*SET EXERCISE*. Say how many lines in the data below contain the word "page", and give no other text.

*EXERCISE DATA*.
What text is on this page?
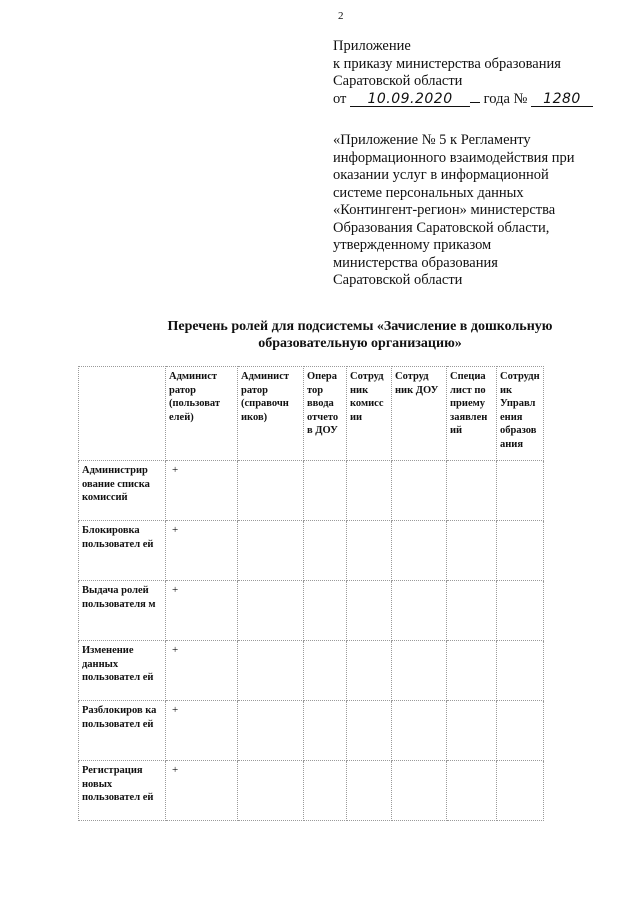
2
Приложение
к приказу министерства образования
Саратовской области
от 10.09.2020 года № 1280
«Приложение № 5 к Регламенту
информационного взаимодействия при
оказании услуг в информационной
системе персональных данных
«Контингент-регион» министерства
Образования Саратовской области,
утвержденному приказом
министерства образования
Саратовской области
Перечень ролей для подсистемы «Зачисление в дошкольную
образовательную организацию»
	Админист ратор (пользоват елей)	Админист ратор (справочн иков)	Опера тор ввода отчето в ДОУ	Сотруд ник комисс ии	Сотруд ник ДОУ	Специа лист по приему заявлен ий	Сотрудн ик Управл ения образов ания
Администрир ование списка комиссий	+						
Блокировка пользовател ей	+						
Выдача ролей пользователя м	+						
Изменение данных пользовател ей	+						
Разблокиров ка пользовател ей	+						
Регистрация новых пользовател ей	+						
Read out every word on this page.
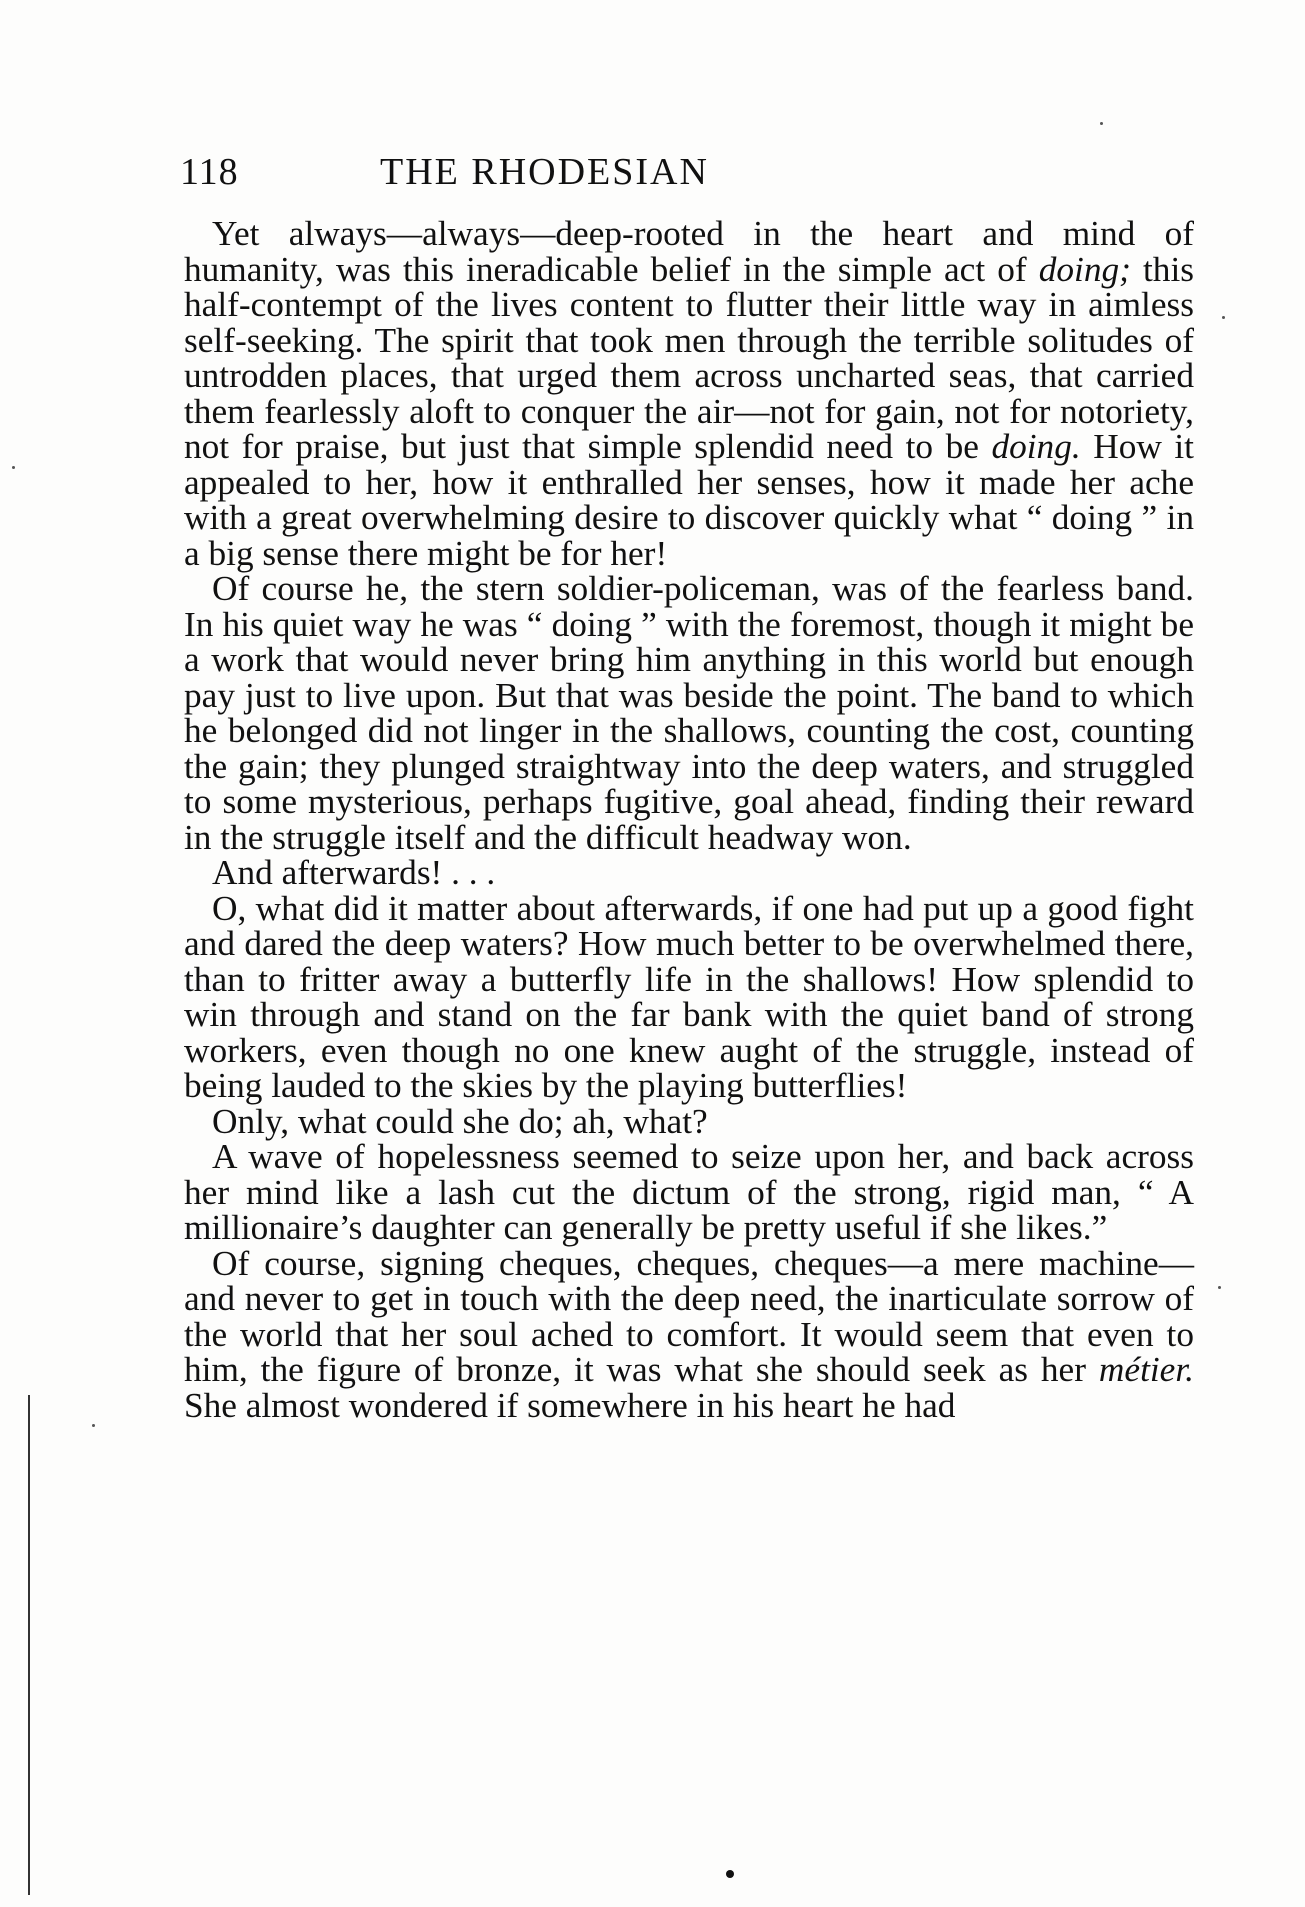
118	THE RHODESIAN

Yet always—always—deep-rooted in the heart and mind of humanity, was this ineradicable belief in the simple act of doing; this half-contempt of the lives content to flutter their little way in aimless self-seeking. The spirit that took men through the terrible solitudes of untrodden places, that urged them across uncharted seas, that carried them fearlessly aloft to conquer the air—not for gain, not for notoriety, not for praise, but just that simple splendid need to be doing. How it appealed to her, how it enthralled her senses, how it made her ache with a great overwhelming desire to discover quickly what “ doing ” in a big sense there might be for her!

Of course he, the stern soldier-policeman, was of the fearless band. In his quiet way he was “ doing ” with the foremost, though it might be a work that would never bring him anything in this world but enough pay just to live upon. But that was beside the point. The band to which he belonged did not linger in the shallows, counting the cost, counting the gain; they plunged straightway into the deep waters, and struggled to some mysterious, perhaps fugitive, goal ahead, finding their reward in the struggle itself and the difficult headway won.

And afterwards! . . .

O, what did it matter about afterwards, if one had put up a good fight and dared the deep waters? How much better to be overwhelmed there, than to fritter away a butterfly life in the shallows! How splendid to win through and stand on the far bank with the quiet band of strong workers, even though no one knew aught of the struggle, instead of being lauded to the skies by the playing butterflies!

Only, what could she do; ah, what?

A wave of hopelessness seemed to seize upon her, and back across her mind like a lash cut the dictum of the strong, rigid man, “ A millionaire’s daughter can generally be pretty useful if she likes.”

Of course, signing cheques, cheques, cheques—a mere machine—and never to get in touch with the deep need, the inarticulate sorrow of the world that her soul ached to comfort. It would seem that even to him, the figure of bronze, it was what she should seek as her métier. She almost wondered if somewhere in his heart he had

*ANSWER TO THIS TASK*. 2